**Selected excerpt:**
========================================================================

Yes, you're right that both cases would lead to a green edge. One should consider that the purpose of a differential network is to visualize, whether and to what extent the associations differ between the two groups. Thus, a differential network generally contains less information than the two association networks themselves.

When writing the function, I could think of two main options for using the edge coloring: Option 1 with three cases:

Option 2 with nine cases:

If none of the associations are equal to zero, the "=0" cases are not used.

So, I decided to go with the second option, which is more informative than the first one. And a second (and actually more important) reason is, that the Discordant method (an alternative to Fisher's z-test) is based on a mixture model with exactly these nine cases.

If one is interested in the strength of the respective associations, one should present the two association networks together with the differential network. I would suggest plotting the two association networks with the same layout to see differences at first glance.

I hope my explanations help to understand the idea behind the coloring. But I would also be open to suggestions on how to improve the function.

Best, Stefanie

TimFaro commented 1 year ago

Hi Stefanie,

thanks for the detailed explanation! The tipp of plotting both individual networks together with the differential network is is great, I will do that.

========================================================================

**Requirements:**
• A. In the differential network thread, how many cases does Option 2 have?
• B. Explain why, according to the differential network thread, the second coloring option was chosen over the first.
• C. Please extract the passage of the differential network thread that opens with the words containing "So, I decided" and closes with "at first glance.".
The entries that come next aren't needed.

**Spatial annotation entries:**
========================================================================

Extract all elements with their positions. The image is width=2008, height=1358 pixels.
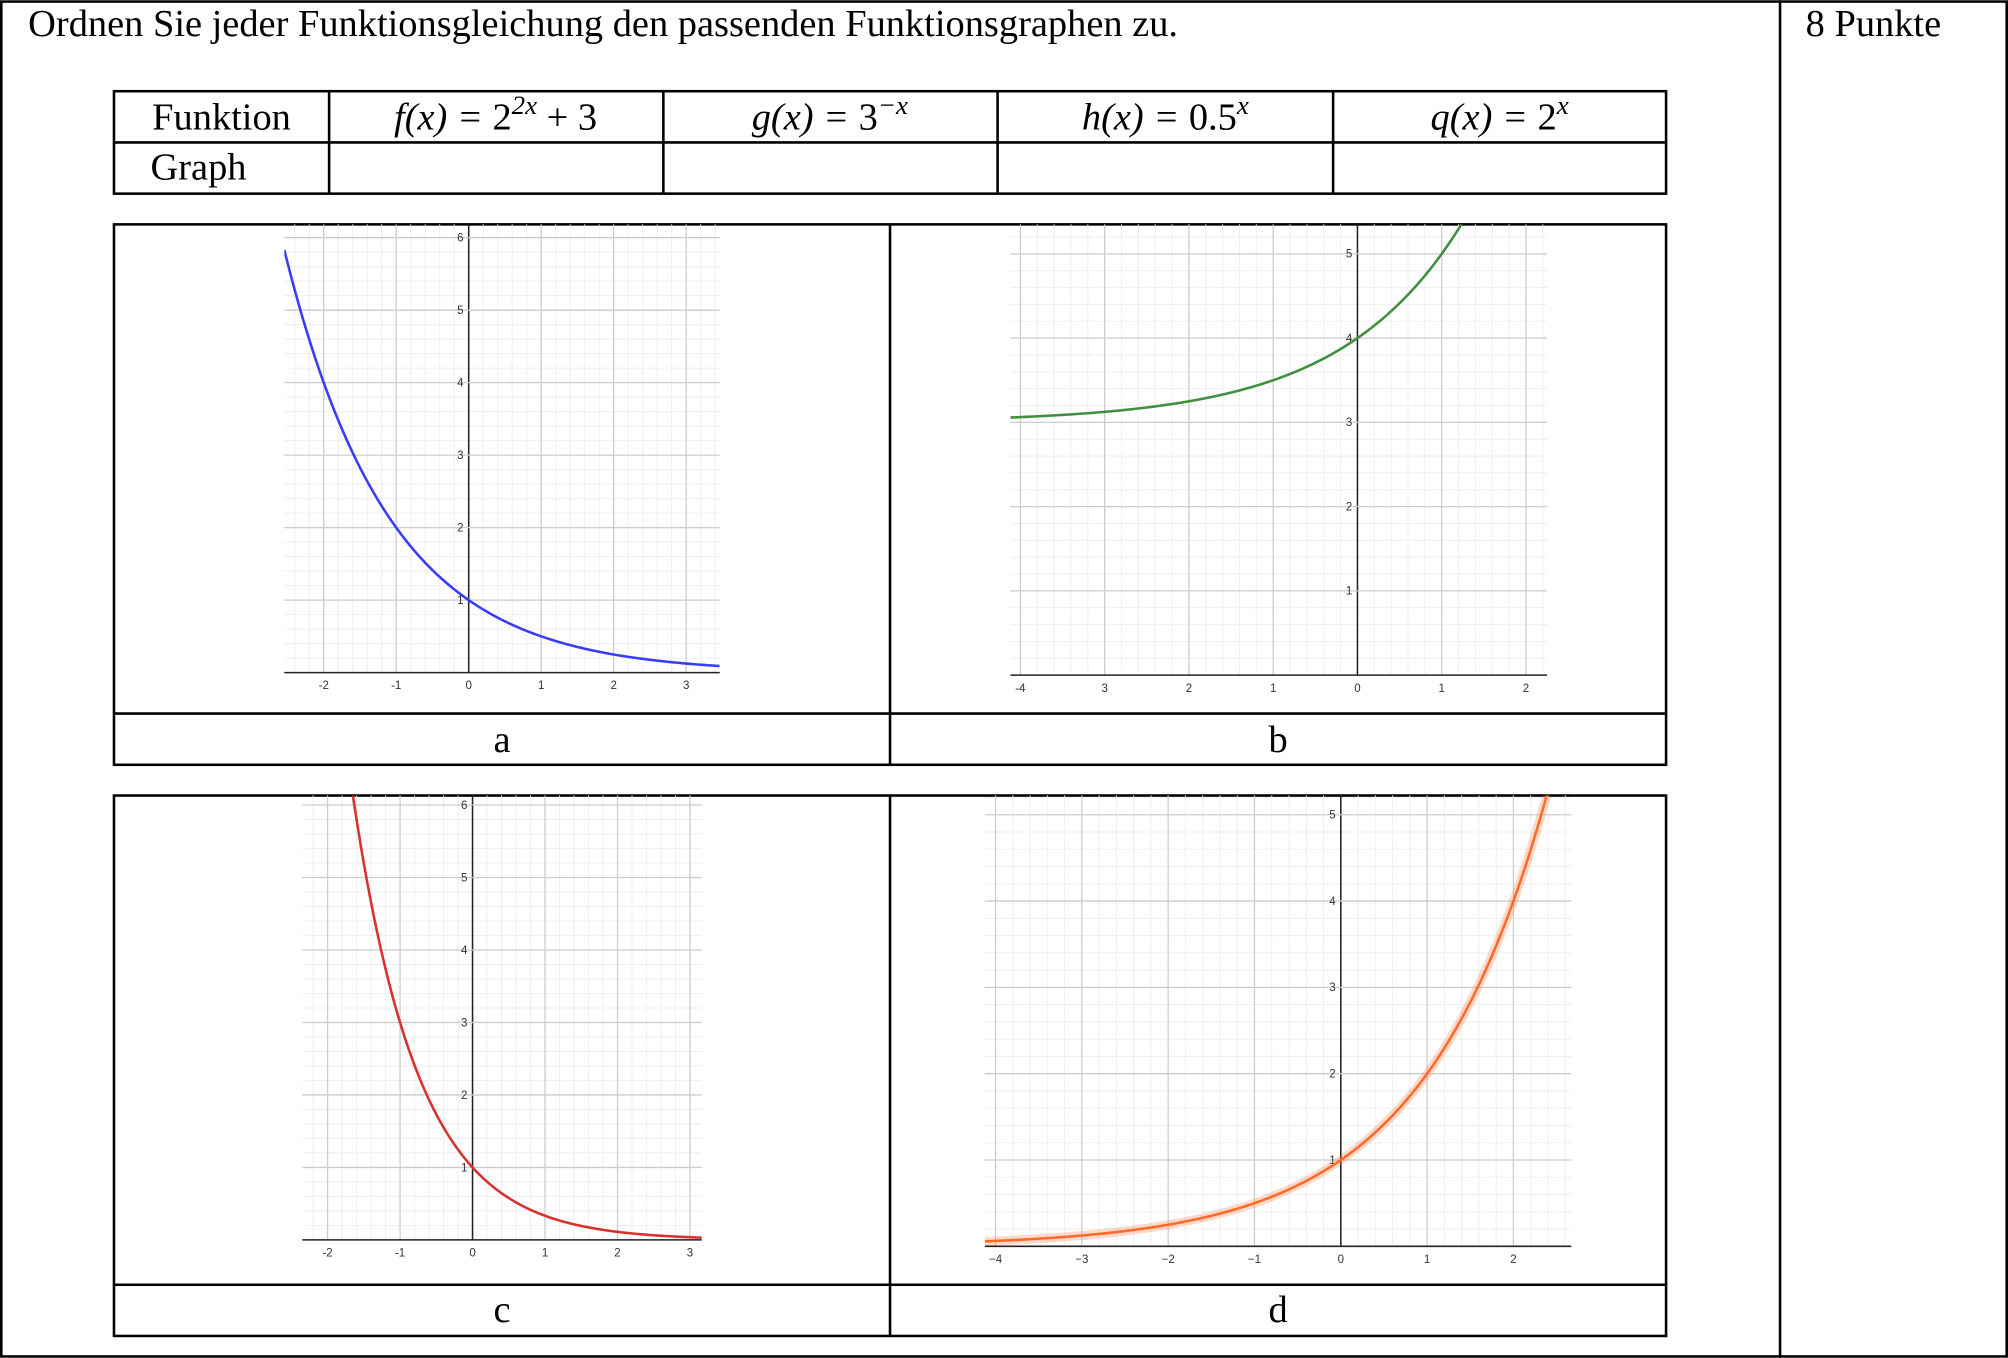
function-exponent: x	[1236, 90, 1249, 120]
function-base: 2	[1538, 97, 1557, 139]
graph: -2 -1 0 1 2 3 1 2 3 4 5 6	[302, 795, 702, 1260]
graph-label: b	[1268, 719, 1287, 761]
function-equation: g(x) = 3−x	[752, 90, 908, 138]
y-tick-label: 1	[457, 595, 463, 607]
curve	[984, 795, 1548, 1243]
function-tail: + 3	[537, 97, 597, 139]
x-tick-label: 1	[542, 1248, 548, 1260]
assignment-table: Funktion Graph	[112, 89, 1668, 195]
y-tick-label: 2	[457, 522, 463, 534]
x-tick-label: −1	[1248, 1254, 1261, 1266]
graph-label: d	[1268, 1289, 1287, 1331]
x-tick-label: 2	[1523, 683, 1529, 695]
x-tick-label: −4	[989, 1254, 1003, 1266]
x-tick-label: -2	[319, 680, 329, 692]
x-tick-label: 0	[466, 680, 472, 692]
y-tick-label: 3	[461, 1017, 467, 1029]
y-tick-label: 2	[461, 1090, 467, 1102]
x-tick-label: 3	[687, 1248, 693, 1260]
x-tick-label: 2	[1186, 683, 1192, 695]
instruction: Ordnen Sie jeder Funktionsgleichung den …	[28, 3, 1178, 45]
x-tick-label: -2	[322, 1248, 332, 1260]
y-tick-label: 6	[461, 800, 467, 812]
curve	[351, 795, 702, 1239]
y-tick-label: 1	[461, 1162, 467, 1174]
function-base: 0.5	[1189, 97, 1237, 139]
function-exponent: 2x	[512, 90, 537, 120]
x-tick-label: 3	[1101, 683, 1107, 695]
y-tick-label: 4	[1329, 896, 1336, 908]
x-tick-label: -1	[391, 680, 401, 692]
x-tick-label: 0	[1354, 683, 1360, 695]
x-tick-label: 2	[610, 680, 616, 692]
function-exponent: −x	[878, 90, 908, 120]
y-tick-label: 4	[1346, 333, 1353, 345]
y-tick-label: 2	[1329, 1069, 1335, 1081]
x-tick-label: -1	[395, 1248, 405, 1260]
function-lhs: q(x) =	[1431, 97, 1538, 139]
y-tick-label: 5	[1329, 810, 1335, 822]
function-lhs: h(x) =	[1082, 97, 1189, 139]
y-tick-label: 5	[461, 872, 467, 884]
y-tick-label: 1	[1346, 586, 1352, 598]
x-tick-label: −3	[1075, 1254, 1088, 1266]
x-tick-label: 1	[538, 680, 544, 692]
function-equation: q(x) = 2x	[1431, 90, 1569, 138]
graph-grid-bottom	[112, 794, 1668, 1338]
x-tick-label: 1	[1439, 683, 1445, 695]
x-tick-label: 1	[1424, 1254, 1430, 1266]
points: 8 Punkte	[1806, 3, 1942, 45]
graph: −4 −3 −2 −1 0 1 2 1 2 3 4 5	[984, 795, 1572, 1266]
y-tick-label: 5	[457, 305, 463, 317]
curve	[1010, 224, 1463, 419]
function-exponent: x	[1556, 90, 1569, 120]
y-tick-label: 3	[1329, 982, 1335, 994]
function-base: 2	[492, 97, 511, 139]
x-tick-label: 2	[1510, 1254, 1516, 1266]
y-tick-label: 6	[457, 233, 463, 245]
x-tick-label: -4	[1015, 683, 1026, 695]
x-tick-label: 3	[683, 680, 689, 692]
y-tick-label: 5	[1346, 249, 1352, 261]
x-tick-label: 1	[1270, 683, 1276, 695]
graph: -4 3 2 1 0 1 2 1 2 3 4 5	[1010, 224, 1547, 695]
y-tick-label: 4	[457, 378, 464, 390]
x-tick-label: 2	[614, 1248, 620, 1260]
graph-grid-top	[112, 223, 1668, 767]
graph: -2 -1 0 1 2 3 1 2 3 4 5 6	[284, 224, 720, 692]
function-equation: f(x) = 22x + 3	[394, 90, 597, 138]
function-lhs: g(x) =	[752, 97, 859, 139]
function-base: 3	[859, 97, 878, 139]
y-tick-label: 3	[1346, 417, 1352, 429]
y-tick-label: 3	[457, 450, 463, 462]
graph-label: a	[493, 719, 510, 761]
header-label: Funktion	[152, 97, 291, 139]
x-tick-label: 0	[469, 1248, 475, 1260]
y-tick-label: 1	[1329, 1155, 1335, 1167]
y-tick-label: 4	[461, 945, 468, 957]
curve	[284, 249, 720, 668]
x-tick-label: 0	[1338, 1254, 1344, 1266]
y-tick-label: 2	[1346, 501, 1352, 513]
function-equation: h(x) = 0.5x	[1082, 90, 1249, 138]
function-lhs: f(x) =	[394, 97, 492, 139]
x-tick-label: −2	[1162, 1254, 1175, 1266]
row-label: Graph	[151, 147, 247, 189]
graph-label: c	[493, 1289, 510, 1331]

========================================================================

**The solutions:**
• A. Option 2 has nine cases.

• B. The second option is more informative than the first. A second, more important reason is that the Discordant method, an alternative to Fisher's z-test, is based on a mixture model with exactly these nine cases.

• C.
So, I decided to go with the second option, which is more informative than the first one. And a second (and actually more important) reason is, that the Discordant method (an alternative to Fisher's z-test) is based on a mixture model with exactly these nine cases.

If one is interested in the strength of the respective associations, one should present the two association networks together with the differential network. I would suggest plotting the two association networks with the same layout to see differences at first glance.